WRITTEN PROBLEM: Copy the data below exactly.

-- start EXTRACTED MATERIAL --

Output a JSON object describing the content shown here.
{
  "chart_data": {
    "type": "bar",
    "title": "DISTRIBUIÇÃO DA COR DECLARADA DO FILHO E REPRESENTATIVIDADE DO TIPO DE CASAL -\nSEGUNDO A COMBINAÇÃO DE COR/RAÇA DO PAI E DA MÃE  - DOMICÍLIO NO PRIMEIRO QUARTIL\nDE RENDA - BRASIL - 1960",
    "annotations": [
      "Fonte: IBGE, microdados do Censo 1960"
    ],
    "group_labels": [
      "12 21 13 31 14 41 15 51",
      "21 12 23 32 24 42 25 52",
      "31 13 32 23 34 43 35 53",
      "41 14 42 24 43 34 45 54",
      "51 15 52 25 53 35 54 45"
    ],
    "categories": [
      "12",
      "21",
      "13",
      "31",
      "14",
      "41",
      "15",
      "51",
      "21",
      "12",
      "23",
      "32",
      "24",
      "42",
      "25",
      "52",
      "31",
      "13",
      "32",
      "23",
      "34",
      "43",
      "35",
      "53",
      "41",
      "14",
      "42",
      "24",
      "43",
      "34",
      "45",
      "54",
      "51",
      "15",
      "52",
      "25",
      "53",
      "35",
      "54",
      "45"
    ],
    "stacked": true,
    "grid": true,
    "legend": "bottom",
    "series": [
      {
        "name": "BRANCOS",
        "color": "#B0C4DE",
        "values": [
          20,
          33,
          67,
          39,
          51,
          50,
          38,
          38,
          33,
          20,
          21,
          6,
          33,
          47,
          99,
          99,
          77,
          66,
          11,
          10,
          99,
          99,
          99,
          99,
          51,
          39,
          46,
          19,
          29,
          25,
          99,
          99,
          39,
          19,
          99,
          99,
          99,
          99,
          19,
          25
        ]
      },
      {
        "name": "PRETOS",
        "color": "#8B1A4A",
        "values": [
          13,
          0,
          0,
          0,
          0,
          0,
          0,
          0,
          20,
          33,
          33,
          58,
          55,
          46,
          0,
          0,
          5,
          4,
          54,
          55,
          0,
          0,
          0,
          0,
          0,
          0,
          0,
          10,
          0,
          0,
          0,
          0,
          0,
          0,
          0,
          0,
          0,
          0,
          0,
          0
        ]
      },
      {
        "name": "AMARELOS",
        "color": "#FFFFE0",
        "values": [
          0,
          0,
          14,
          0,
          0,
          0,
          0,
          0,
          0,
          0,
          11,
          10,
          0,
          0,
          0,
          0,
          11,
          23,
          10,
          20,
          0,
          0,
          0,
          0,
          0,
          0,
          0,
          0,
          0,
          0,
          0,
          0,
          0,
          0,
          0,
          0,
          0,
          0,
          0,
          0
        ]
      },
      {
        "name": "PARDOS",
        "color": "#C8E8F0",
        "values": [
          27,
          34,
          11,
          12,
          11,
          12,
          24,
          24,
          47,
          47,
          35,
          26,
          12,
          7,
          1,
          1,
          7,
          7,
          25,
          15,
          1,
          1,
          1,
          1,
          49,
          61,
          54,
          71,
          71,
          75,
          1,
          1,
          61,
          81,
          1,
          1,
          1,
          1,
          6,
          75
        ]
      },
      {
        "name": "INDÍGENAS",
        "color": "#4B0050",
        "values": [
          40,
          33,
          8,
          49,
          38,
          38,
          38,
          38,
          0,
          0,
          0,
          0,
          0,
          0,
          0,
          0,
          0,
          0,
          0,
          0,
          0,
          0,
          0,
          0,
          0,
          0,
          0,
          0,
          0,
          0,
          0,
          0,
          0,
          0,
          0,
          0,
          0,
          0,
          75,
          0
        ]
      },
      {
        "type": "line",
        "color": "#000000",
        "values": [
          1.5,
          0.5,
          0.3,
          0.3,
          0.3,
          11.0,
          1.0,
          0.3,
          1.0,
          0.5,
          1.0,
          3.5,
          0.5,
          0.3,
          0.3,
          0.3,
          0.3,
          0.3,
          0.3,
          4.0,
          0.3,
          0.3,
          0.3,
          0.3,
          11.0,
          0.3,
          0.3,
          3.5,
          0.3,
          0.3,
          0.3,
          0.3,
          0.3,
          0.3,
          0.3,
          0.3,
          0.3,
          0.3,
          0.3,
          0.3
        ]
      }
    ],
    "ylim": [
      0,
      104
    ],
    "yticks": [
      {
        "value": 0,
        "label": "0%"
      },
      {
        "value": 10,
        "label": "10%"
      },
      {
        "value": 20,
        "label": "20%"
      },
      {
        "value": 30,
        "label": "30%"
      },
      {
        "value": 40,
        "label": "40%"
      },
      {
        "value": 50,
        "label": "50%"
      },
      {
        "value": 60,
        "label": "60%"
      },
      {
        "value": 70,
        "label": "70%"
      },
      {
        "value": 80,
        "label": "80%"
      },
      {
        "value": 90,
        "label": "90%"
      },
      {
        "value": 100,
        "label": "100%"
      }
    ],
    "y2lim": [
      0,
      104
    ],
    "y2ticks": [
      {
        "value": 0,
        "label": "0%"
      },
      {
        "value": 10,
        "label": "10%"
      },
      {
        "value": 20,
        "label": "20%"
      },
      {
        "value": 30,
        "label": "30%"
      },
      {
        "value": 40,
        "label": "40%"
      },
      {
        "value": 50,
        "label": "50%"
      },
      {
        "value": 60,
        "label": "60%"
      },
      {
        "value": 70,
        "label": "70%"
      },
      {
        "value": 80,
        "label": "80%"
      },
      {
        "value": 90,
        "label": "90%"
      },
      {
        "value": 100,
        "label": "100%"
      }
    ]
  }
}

-- end EXTRACTED MATERIAL --

CORRECT RESPONSE:
Output a JSON object describing the content shown here.
{
  "chart_data": {
    "type": "bar",
    "title": "DISTRIBUIÇÃO DA COR DECLARADA DO FILHO E REPRESENTATIVIDADE DO TIPO DE CASAL -\nSEGUNDO A COMBINAÇÃO DE COR/RAÇA DO PAI E DA MÃE  - DOMICÍLIO NO PRIMEIRO QUARTIL\nDE RENDA - BRASIL - 1960",
    "annotations": [
      "Fonte: IBGE, microdados do Censo 1960"
    ],
    "group_labels": [
      "12 21 13 31 14 41 15 51",
      "21 12 23 32 24 42 25 52",
      "31 13 32 23 34 43 35 53",
      "41 14 42 24 43 34 45 54",
      "51 15 52 25 53 35 54 45"
    ],
    "categories": [
      "12",
      "21",
      "13",
      "31",
      "14",
      "41",
      "15",
      "51",
      "21",
      "12",
      "23",
      "32",
      "24",
      "42",
      "25",
      "52",
      "31",
      "13",
      "32",
      "23",
      "34",
      "43",
      "35",
      "53",
      "41",
      "14",
      "42",
      "24",
      "43",
      "34",
      "45",
      "54",
      "51",
      "15",
      "52",
      "25",
      "53",
      "35",
      "54",
      "45"
    ],
    "stacked": true,
    "grid": true,
    "legend": "bottom",
    "series": [
      {
        "name": "BRANCOS",
        "color": "#B0C4DE",
        "values": [
          20,
          33,
          67,
          39,
          51,
          50,
          38,
          38,
          33,
          20,
          21,
          6,
          33,
          47,
          99,
          99,
          77,
          66,
          11,
          10,
          99,
          99,
          99,
          99,
          51,
          39,
          46,
          19,
          29,
          25,
          99,
          99,
          39,
          19,
          99,
          99,
          99,
          99,
          19,
          25
        ]
      },
      {
        "name": "PRETOS",
        "color": "#8B1A4A",
        "values": [
          13,
          0,
          0,
          0,
          0,
          0,
          0,
          0,
          20,
          33,
          33,
          58,
          55,
          46,
          0,
          0,
          5,
          4,
          54,
          55,
          0,
          0,
          0,
          0,
          0,
          0,
          0,
          10,
          0,
          0,
          0,
          0,
          0,
          0,
          0,
          0,
          0,
          0,
          0,
          0
        ]
      },
      {
        "name": "AMARELOS",
        "color": "#FFFFE0",
        "values": [
          0,
          0,
          14,
          0,
          0,
          0,
          0,
          0,
          0,
          0,
          11,
          10,
          0,
          0,
          0,
          0,
          11,
          23,
          10,
          20,
          0,
          0,
          0,
          0,
          0,
          0,
          0,
          0,
          0,
          0,
          0,
          0,
          0,
          0,
          0,
          0,
          0,
          0,
          0,
          0
        ]
      },
      {
        "name": "PARDOS",
        "color": "#C8E8F0",
        "values": [
          27,
          34,
          11,
          12,
          11,
          12,
          24,
          24,
          47,
          47,
          35,
          26,
          12,
          7,
          1,
          1,
          7,
          7,
          25,
          15,
          1,
          1,
          1,
          1,
          49,
          61,
          54,
          71,
          71,
          75,
          1,
          1,
          61,
          81,
          1,
          1,
          1,
          1,
          6,
          75
        ]
      },
      {
        "name": "INDÍGENAS",
        "color": "#4B0050",
        "values": [
          40,
          33,
          8,
          49,
          38,
          38,
          38,
          38,
          0,
          0,
          0,
          0,
          0,
          0,
          0,
          0,
          0,
          0,
          0,
          0,
          0,
          0,
          0,
          0,
          0,
          0,
          0,
          0,
          0,
          0,
          0,
          0,
          0,
          0,
          0,
          0,
          0,
          0,
          75,
          0
        ]
      },
      {
        "type": "line",
        "color": "#000000",
        "values": [
          1.5,
          0.5,
          0.3,
          0.3,
          0.3,
          11.0,
          1.0,
          0.3,
          1.0,
          0.5,
          1.0,
          3.5,
          0.5,
          0.3,
          0.3,
          0.3,
          0.3,
          0.3,
          0.3,
          4.0,
          0.3,
          0.3,
          0.3,
          0.3,
          11.0,
          0.3,
          0.3,
          3.5,
          0.3,
          0.3,
          0.3,
          0.3,
          0.3,
          0.3,
          0.3,
          0.3,
          0.3,
          0.3,
          0.3,
          0.3
        ]
      }
    ],
    "ylim": [
      0,
      104
    ],
    "yticks": [
      {
        "value": 0,
        "label": "0%"
      },
      {
        "value": 10,
        "label": "10%"
      },
      {
        "value": 20,
        "label": "20%"
      },
      {
        "value": 30,
        "label": "30%"
      },
      {
        "value": 40,
        "label": "40%"
      },
      {
        "value": 50,
        "label": "50%"
      },
      {
        "value": 60,
        "label": "60%"
      },
      {
        "value": 70,
        "label": "70%"
      },
      {
        "value": 80,
        "label": "80%"
      },
      {
        "value": 90,
        "label": "90%"
      },
      {
        "value": 100,
        "label": "100%"
      }
    ],
    "y2lim": [
      0,
      104
    ],
    "y2ticks": [
      {
        "value": 0,
        "label": "0%"
      },
      {
        "value": 10,
        "label": "10%"
      },
      {
        "value": 20,
        "label": "20%"
      },
      {
        "value": 30,
        "label": "30%"
      },
      {
        "value": 40,
        "label": "40%"
      },
      {
        "value": 50,
        "label": "50%"
      },
      {
        "value": 60,
        "label": "60%"
      },
      {
        "value": 70,
        "label": "70%"
      },
      {
        "value": 80,
        "label": "80%"
      },
      {
        "value": 90,
        "label": "90%"
      },
      {
        "value": 100,
        "label": "100%"
      }
    ]
  }
}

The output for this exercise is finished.